- **Given records**

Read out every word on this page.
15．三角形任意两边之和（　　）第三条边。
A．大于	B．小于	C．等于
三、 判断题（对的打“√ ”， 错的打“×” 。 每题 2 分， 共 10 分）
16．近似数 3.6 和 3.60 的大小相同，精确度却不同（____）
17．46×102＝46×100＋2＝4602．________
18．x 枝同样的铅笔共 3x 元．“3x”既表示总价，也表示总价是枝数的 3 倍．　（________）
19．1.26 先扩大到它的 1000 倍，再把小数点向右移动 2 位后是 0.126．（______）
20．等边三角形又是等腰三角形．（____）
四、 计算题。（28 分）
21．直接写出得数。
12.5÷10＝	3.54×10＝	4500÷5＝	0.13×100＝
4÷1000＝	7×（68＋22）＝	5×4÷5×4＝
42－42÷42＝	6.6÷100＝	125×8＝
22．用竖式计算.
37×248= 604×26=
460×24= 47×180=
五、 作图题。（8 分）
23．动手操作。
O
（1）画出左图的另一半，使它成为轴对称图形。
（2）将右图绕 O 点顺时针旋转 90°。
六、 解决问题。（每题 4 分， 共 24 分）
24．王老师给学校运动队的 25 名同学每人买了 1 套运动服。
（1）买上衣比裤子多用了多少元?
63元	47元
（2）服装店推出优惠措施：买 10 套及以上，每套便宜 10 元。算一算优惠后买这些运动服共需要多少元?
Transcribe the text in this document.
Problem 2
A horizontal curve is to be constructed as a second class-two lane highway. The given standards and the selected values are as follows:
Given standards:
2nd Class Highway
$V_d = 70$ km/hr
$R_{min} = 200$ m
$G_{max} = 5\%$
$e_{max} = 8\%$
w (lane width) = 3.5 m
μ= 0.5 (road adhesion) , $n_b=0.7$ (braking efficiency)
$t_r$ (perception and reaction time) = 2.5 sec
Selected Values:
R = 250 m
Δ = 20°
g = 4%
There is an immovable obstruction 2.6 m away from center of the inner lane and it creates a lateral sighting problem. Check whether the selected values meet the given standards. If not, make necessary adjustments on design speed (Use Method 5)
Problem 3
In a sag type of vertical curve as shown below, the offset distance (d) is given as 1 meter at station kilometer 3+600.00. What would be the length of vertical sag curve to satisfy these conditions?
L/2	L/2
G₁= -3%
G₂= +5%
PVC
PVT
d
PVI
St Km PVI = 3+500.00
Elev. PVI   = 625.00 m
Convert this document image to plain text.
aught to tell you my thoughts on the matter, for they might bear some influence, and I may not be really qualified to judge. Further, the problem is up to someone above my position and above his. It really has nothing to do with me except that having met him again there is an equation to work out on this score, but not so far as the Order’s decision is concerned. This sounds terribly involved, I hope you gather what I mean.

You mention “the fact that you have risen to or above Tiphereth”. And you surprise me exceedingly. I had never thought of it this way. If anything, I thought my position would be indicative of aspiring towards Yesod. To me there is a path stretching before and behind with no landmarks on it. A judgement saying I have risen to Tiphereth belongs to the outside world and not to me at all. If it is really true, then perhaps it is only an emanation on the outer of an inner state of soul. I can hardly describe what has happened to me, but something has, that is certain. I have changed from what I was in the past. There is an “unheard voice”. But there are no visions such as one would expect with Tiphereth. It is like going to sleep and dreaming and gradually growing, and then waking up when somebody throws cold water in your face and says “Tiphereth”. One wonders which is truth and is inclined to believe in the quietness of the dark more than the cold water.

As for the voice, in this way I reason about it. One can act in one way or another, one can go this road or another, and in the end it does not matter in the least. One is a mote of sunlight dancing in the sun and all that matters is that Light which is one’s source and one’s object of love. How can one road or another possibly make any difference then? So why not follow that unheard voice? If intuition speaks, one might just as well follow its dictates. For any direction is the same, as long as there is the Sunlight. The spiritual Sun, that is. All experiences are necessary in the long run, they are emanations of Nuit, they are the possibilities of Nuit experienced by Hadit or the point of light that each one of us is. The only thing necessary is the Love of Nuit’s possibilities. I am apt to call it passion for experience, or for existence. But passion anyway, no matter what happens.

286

- **What you need to do**
Extract the full listing and reproduce each line exactly.

- **Exercise output**
Read out every word on this page.
15．三角形任意两边之和（　　）第三条边。
A．大于	B．小于	C．等于
三、 判断题（对的打“√ ”， 错的打“×” 。 每题 2 分， 共 10 分）
16．近似数 3.6 和 3.60 的大小相同，精确度却不同（____）
17．46×102＝46×100＋2＝4602．________
18．x 枝同样的铅笔共 3x 元．“3x”既表示总价，也表示总价是枝数的 3 倍．　（________）
19．1.26 先扩大到它的 1000 倍，再把小数点向右移动 2 位后是 0.126．（______）
20．等边三角形又是等腰三角形．（____）
四、 计算题。（28 分）
21．直接写出得数。
12.5÷10＝	3.54×10＝	4500÷5＝	0.13×100＝
4÷1000＝	7×（68＋22）＝	5×4÷5×4＝
42－42÷42＝	6.6÷100＝	125×8＝
22．用竖式计算.
37×248= 604×26=
460×24= 47×180=
五、 作图题。（8 分）
23．动手操作。
O
（1）画出左图的另一半，使它成为轴对称图形。
（2）将右图绕 O 点顺时针旋转 90°。
六、 解决问题。（每题 4 分， 共 24 分）
24．王老师给学校运动队的 25 名同学每人买了 1 套运动服。
（1）买上衣比裤子多用了多少元?
63元	47元
（2）服装店推出优惠措施：买 10 套及以上，每套便宜 10 元。算一算优惠后买这些运动服共需要多少元?
Transcribe the text in this document.
Problem 2
A horizontal curve is to be constructed as a second class-two lane highway. The given standards and the selected values are as follows:
Given standards:
2nd Class Highway
$V_d = 70$ km/hr
$R_{min} = 200$ m
$G_{max} = 5\%$
$e_{max} = 8\%$
w (lane width) = 3.5 m
μ= 0.5 (road adhesion) , $n_b=0.7$ (braking efficiency)
$t_r$ (perception and reaction time) = 2.5 sec
Selected Values:
R = 250 m
Δ = 20°
g = 4%
There is an immovable obstruction 2.6 m away from center of the inner lane and it creates a lateral sighting problem. Check whether the selected values meet the given standards. If not, make necessary adjustments on design speed (Use Method 5)
Problem 3
In a sag type of vertical curve as shown below, the offset distance (d) is given as 1 meter at station kilometer 3+600.00. What would be the length of vertical sag curve to satisfy these conditions?
L/2	L/2
G₁= -3%
G₂= +5%
PVC
PVT
d
PVI
St Km PVI = 3+500.00
Elev. PVI   = 625.00 m
Convert this document image to plain text.
aught to tell you my thoughts on the matter, for they might bear some influence, and I may not be really qualified to judge. Further, the problem is up to someone above my position and above his. It really has nothing to do with me except that having met him again there is an equation to work out on this score, but not so far as the Order’s decision is concerned. This sounds terribly involved, I hope you gather what I mean.

You mention “the fact that you have risen to or above Tiphereth”. And you surprise me exceedingly. I had never thought of it this way. If anything, I thought my position would be indicative of aspiring towards Yesod. To me there is a path stretching before and behind with no landmarks on it. A judgement saying I have risen to Tiphereth belongs to the outside world and not to me at all. If it is really true, then perhaps it is only an emanation on the outer of an inner state of soul. I can hardly describe what has happened to me, but something has, that is certain. I have changed from what I was in the past. There is an “unheard voice”. But there are no visions such as one would expect with Tiphereth. It is like going to sleep and dreaming and gradually growing, and then waking up when somebody throws cold water in your face and says “Tiphereth”. One wonders which is truth and is inclined to believe in the quietness of the dark more than the cold water.

As for the voice, in this way I reason about it. One can act in one way or another, one can go this road or another, and in the end it does not matter in the least. One is a mote of sunlight dancing in the sun and all that matters is that Light which is one’s source and one’s object of love. How can one road or another possibly make any difference then? So why not follow that unheard voice? If intuition speaks, one might just as well follow its dictates. For any direction is the same, as long as there is the Sunlight. The spiritual Sun, that is. All experiences are necessary in the long run, they are emanations of Nuit, they are the possibilities of Nuit experienced by Hadit or the point of light that each one of us is. The only thing necessary is the Love of Nuit’s possibilities. I am apt to call it passion for experience, or for existence. But passion anyway, no matter what happens.

286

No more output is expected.